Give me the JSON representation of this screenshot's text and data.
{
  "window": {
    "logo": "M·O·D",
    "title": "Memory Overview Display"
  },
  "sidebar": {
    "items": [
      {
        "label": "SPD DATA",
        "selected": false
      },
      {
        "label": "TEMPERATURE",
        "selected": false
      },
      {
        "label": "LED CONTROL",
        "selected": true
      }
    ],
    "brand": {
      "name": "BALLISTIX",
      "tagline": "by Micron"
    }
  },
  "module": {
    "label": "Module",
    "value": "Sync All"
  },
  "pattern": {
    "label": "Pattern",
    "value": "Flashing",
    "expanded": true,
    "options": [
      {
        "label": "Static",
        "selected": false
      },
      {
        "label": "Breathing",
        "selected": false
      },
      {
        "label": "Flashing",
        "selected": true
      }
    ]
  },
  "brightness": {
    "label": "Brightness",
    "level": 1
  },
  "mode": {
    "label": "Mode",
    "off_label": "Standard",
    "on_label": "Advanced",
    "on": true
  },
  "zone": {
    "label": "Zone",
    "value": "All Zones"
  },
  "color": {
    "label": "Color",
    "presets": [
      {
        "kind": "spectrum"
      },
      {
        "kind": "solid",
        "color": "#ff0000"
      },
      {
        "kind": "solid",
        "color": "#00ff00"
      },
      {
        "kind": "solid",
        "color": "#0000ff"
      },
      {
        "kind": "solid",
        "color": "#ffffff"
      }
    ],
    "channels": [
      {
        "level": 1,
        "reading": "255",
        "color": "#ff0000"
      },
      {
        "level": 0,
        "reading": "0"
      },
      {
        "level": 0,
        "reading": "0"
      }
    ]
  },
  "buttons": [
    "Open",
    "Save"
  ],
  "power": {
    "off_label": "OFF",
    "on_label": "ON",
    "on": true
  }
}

+++

§ OBJECTIVE: Your task is to return the full listing exactly as it was given.

§ EXERCISE RESULT:
Give me the JSON representation of this screenshot's text and data.
{
  "window": {
    "logo": "M·O·D",
    "title": "Memory Overview Display"
  },
  "sidebar": {
    "items": [
      {
        "label": "SPD DATA",
        "selected": false
      },
      {
        "label": "TEMPERATURE",
        "selected": false
      },
      {
        "label": "LED CONTROL",
        "selected": true
      }
    ],
    "brand": {
      "name": "BALLISTIX",
      "tagline": "by Micron"
    }
  },
  "module": {
    "label": "Module",
    "value": "Sync All"
  },
  "pattern": {
    "label": "Pattern",
    "value": "Flashing",
    "expanded": true,
    "options": [
      {
        "label": "Static",
        "selected": false
      },
      {
        "label": "Breathing",
        "selected": false
      },
      {
        "label": "Flashing",
        "selected": true
      }
    ]
  },
  "brightness": {
    "label": "Brightness",
    "level": 1
  },
  "mode": {
    "label": "Mode",
    "off_label": "Standard",
    "on_label": "Advanced",
    "on": true
  },
  "zone": {
    "label": "Zone",
    "value": "All Zones"
  },
  "color": {
    "label": "Color",
    "presets": [
      {
        "kind": "spectrum"
      },
      {
        "kind": "solid",
        "color": "#ff0000"
      },
      {
        "kind": "solid",
        "color": "#00ff00"
      },
      {
        "kind": "solid",
        "color": "#0000ff"
      },
      {
        "kind": "solid",
        "color": "#ffffff"
      }
    ],
    "channels": [
      {
        "level": 1,
        "reading": "255",
        "color": "#ff0000"
      },
      {
        "level": 0,
        "reading": "0"
      },
      {
        "level": 0,
        "reading": "0"
      }
    ]
  },
  "buttons": [
    "Open",
    "Save"
  ],
  "power": {
    "off_label": "OFF",
    "on_label": "ON",
    "on": true
  }
}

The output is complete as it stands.